### Material

________________________________________

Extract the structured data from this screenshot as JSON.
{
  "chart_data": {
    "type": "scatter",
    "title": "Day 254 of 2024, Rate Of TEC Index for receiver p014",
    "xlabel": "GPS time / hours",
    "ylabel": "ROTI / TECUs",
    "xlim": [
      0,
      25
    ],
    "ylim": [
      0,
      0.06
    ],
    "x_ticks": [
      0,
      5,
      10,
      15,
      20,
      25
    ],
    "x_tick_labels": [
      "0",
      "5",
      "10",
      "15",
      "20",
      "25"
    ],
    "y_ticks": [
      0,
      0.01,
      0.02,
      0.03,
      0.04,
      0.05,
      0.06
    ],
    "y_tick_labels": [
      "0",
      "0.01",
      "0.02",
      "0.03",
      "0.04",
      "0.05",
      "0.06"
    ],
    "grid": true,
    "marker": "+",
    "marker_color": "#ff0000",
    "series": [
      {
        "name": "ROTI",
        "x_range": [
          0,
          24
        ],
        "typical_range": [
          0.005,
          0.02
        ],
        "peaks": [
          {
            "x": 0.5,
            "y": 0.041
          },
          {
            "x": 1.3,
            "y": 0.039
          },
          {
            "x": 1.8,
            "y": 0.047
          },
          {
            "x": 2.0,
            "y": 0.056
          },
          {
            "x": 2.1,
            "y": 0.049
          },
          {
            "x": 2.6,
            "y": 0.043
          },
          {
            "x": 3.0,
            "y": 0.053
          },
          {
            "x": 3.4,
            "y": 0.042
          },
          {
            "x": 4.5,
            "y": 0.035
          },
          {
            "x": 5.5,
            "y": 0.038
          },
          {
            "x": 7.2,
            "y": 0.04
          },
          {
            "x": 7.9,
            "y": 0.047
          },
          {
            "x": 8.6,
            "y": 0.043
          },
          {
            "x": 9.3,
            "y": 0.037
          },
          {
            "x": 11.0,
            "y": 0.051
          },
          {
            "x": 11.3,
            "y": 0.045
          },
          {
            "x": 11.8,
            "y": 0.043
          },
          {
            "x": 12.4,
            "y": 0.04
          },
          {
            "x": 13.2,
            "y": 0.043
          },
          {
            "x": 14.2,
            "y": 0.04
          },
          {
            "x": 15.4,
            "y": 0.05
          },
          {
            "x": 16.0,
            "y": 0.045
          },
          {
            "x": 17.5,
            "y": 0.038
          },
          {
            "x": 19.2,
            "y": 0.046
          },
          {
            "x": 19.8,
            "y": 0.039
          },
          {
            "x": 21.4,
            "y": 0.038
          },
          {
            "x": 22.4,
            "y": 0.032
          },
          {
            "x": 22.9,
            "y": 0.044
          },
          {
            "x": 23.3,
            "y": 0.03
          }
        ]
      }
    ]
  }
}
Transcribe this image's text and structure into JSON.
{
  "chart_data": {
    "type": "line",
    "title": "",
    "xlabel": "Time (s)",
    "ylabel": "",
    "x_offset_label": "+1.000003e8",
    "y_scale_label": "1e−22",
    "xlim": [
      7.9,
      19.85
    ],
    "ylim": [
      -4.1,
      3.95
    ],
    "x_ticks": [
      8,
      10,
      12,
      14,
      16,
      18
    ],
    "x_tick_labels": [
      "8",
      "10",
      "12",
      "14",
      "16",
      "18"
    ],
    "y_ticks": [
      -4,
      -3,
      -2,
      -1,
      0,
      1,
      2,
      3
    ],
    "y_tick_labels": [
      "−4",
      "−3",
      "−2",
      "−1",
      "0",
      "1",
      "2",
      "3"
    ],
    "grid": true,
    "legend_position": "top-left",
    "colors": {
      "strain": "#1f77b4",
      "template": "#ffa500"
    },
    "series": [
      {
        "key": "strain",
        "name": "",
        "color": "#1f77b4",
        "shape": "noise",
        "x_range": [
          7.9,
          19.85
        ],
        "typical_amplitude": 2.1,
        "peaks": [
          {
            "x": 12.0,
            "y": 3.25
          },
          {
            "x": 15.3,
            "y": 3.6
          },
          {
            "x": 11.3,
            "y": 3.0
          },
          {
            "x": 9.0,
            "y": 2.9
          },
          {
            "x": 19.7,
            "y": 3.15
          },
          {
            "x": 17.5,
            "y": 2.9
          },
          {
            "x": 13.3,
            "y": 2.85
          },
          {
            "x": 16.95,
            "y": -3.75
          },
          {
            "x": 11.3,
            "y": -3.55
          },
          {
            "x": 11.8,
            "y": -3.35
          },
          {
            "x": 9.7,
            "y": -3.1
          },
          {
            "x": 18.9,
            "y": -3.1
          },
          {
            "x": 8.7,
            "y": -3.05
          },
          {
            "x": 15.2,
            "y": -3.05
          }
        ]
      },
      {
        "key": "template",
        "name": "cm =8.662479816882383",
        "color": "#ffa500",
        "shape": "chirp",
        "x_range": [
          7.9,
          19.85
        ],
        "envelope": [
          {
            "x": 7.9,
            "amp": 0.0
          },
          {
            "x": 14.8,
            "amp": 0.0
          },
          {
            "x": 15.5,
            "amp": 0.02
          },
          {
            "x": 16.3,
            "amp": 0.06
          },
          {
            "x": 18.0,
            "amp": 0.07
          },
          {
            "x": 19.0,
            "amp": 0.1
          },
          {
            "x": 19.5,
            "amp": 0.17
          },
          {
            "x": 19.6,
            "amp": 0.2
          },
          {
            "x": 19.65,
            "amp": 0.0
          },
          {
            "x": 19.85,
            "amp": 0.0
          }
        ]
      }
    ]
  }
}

________________________________________

### Direction
Extract the entries above verbatim.

### Result below
Extract the structured data from this screenshot as JSON.
{
  "chart_data": {
    "type": "scatter",
    "title": "Day 254 of 2024, Rate Of TEC Index for receiver p014",
    "xlabel": "GPS time / hours",
    "ylabel": "ROTI / TECUs",
    "xlim": [
      0,
      25
    ],
    "ylim": [
      0,
      0.06
    ],
    "x_ticks": [
      0,
      5,
      10,
      15,
      20,
      25
    ],
    "x_tick_labels": [
      "0",
      "5",
      "10",
      "15",
      "20",
      "25"
    ],
    "y_ticks": [
      0,
      0.01,
      0.02,
      0.03,
      0.04,
      0.05,
      0.06
    ],
    "y_tick_labels": [
      "0",
      "0.01",
      "0.02",
      "0.03",
      "0.04",
      "0.05",
      "0.06"
    ],
    "grid": true,
    "marker": "+",
    "marker_color": "#ff0000",
    "series": [
      {
        "name": "ROTI",
        "x_range": [
          0,
          24
        ],
        "typical_range": [
          0.005,
          0.02
        ],
        "peaks": [
          {
            "x": 0.5,
            "y": 0.041
          },
          {
            "x": 1.3,
            "y": 0.039
          },
          {
            "x": 1.8,
            "y": 0.047
          },
          {
            "x": 2.0,
            "y": 0.056
          },
          {
            "x": 2.1,
            "y": 0.049
          },
          {
            "x": 2.6,
            "y": 0.043
          },
          {
            "x": 3.0,
            "y": 0.053
          },
          {
            "x": 3.4,
            "y": 0.042
          },
          {
            "x": 4.5,
            "y": 0.035
          },
          {
            "x": 5.5,
            "y": 0.038
          },
          {
            "x": 7.2,
            "y": 0.04
          },
          {
            "x": 7.9,
            "y": 0.047
          },
          {
            "x": 8.6,
            "y": 0.043
          },
          {
            "x": 9.3,
            "y": 0.037
          },
          {
            "x": 11.0,
            "y": 0.051
          },
          {
            "x": 11.3,
            "y": 0.045
          },
          {
            "x": 11.8,
            "y": 0.043
          },
          {
            "x": 12.4,
            "y": 0.04
          },
          {
            "x": 13.2,
            "y": 0.043
          },
          {
            "x": 14.2,
            "y": 0.04
          },
          {
            "x": 15.4,
            "y": 0.05
          },
          {
            "x": 16.0,
            "y": 0.045
          },
          {
            "x": 17.5,
            "y": 0.038
          },
          {
            "x": 19.2,
            "y": 0.046
          },
          {
            "x": 19.8,
            "y": 0.039
          },
          {
            "x": 21.4,
            "y": 0.038
          },
          {
            "x": 22.4,
            "y": 0.032
          },
          {
            "x": 22.9,
            "y": 0.044
          },
          {
            "x": 23.3,
            "y": 0.03
          }
        ]
      }
    ]
  }
}
Transcribe this image's text and structure into JSON.
{
  "chart_data": {
    "type": "line",
    "title": "",
    "xlabel": "Time (s)",
    "ylabel": "",
    "x_offset_label": "+1.000003e8",
    "y_scale_label": "1e−22",
    "xlim": [
      7.9,
      19.85
    ],
    "ylim": [
      -4.1,
      3.95
    ],
    "x_ticks": [
      8,
      10,
      12,
      14,
      16,
      18
    ],
    "x_tick_labels": [
      "8",
      "10",
      "12",
      "14",
      "16",
      "18"
    ],
    "y_ticks": [
      -4,
      -3,
      -2,
      -1,
      0,
      1,
      2,
      3
    ],
    "y_tick_labels": [
      "−4",
      "−3",
      "−2",
      "−1",
      "0",
      "1",
      "2",
      "3"
    ],
    "grid": true,
    "legend_position": "top-left",
    "colors": {
      "strain": "#1f77b4",
      "template": "#ffa500"
    },
    "series": [
      {
        "key": "strain",
        "name": "",
        "color": "#1f77b4",
        "shape": "noise",
        "x_range": [
          7.9,
          19.85
        ],
        "typical_amplitude": 2.1,
        "peaks": [
          {
            "x": 12.0,
            "y": 3.25
          },
          {
            "x": 15.3,
            "y": 3.6
          },
          {
            "x": 11.3,
            "y": 3.0
          },
          {
            "x": 9.0,
            "y": 2.9
          },
          {
            "x": 19.7,
            "y": 3.15
          },
          {
            "x": 17.5,
            "y": 2.9
          },
          {
            "x": 13.3,
            "y": 2.85
          },
          {
            "x": 16.95,
            "y": -3.75
          },
          {
            "x": 11.3,
            "y": -3.55
          },
          {
            "x": 11.8,
            "y": -3.35
          },
          {
            "x": 9.7,
            "y": -3.1
          },
          {
            "x": 18.9,
            "y": -3.1
          },
          {
            "x": 8.7,
            "y": -3.05
          },
          {
            "x": 15.2,
            "y": -3.05
          }
        ]
      },
      {
        "key": "template",
        "name": "cm =8.662479816882383",
        "color": "#ffa500",
        "shape": "chirp",
        "x_range": [
          7.9,
          19.85
        ],
        "envelope": [
          {
            "x": 7.9,
            "amp": 0.0
          },
          {
            "x": 14.8,
            "amp": 0.0
          },
          {
            "x": 15.5,
            "amp": 0.02
          },
          {
            "x": 16.3,
            "amp": 0.06
          },
          {
            "x": 18.0,
            "amp": 0.07
          },
          {
            "x": 19.0,
            "amp": 0.1
          },
          {
            "x": 19.5,
            "amp": 0.17
          },
          {
            "x": 19.6,
            "amp": 0.2
          },
          {
            "x": 19.65,
            "amp": 0.0
          },
          {
            "x": 19.85,
            "amp": 0.0
          }
        ]
      }
    ]
  }
}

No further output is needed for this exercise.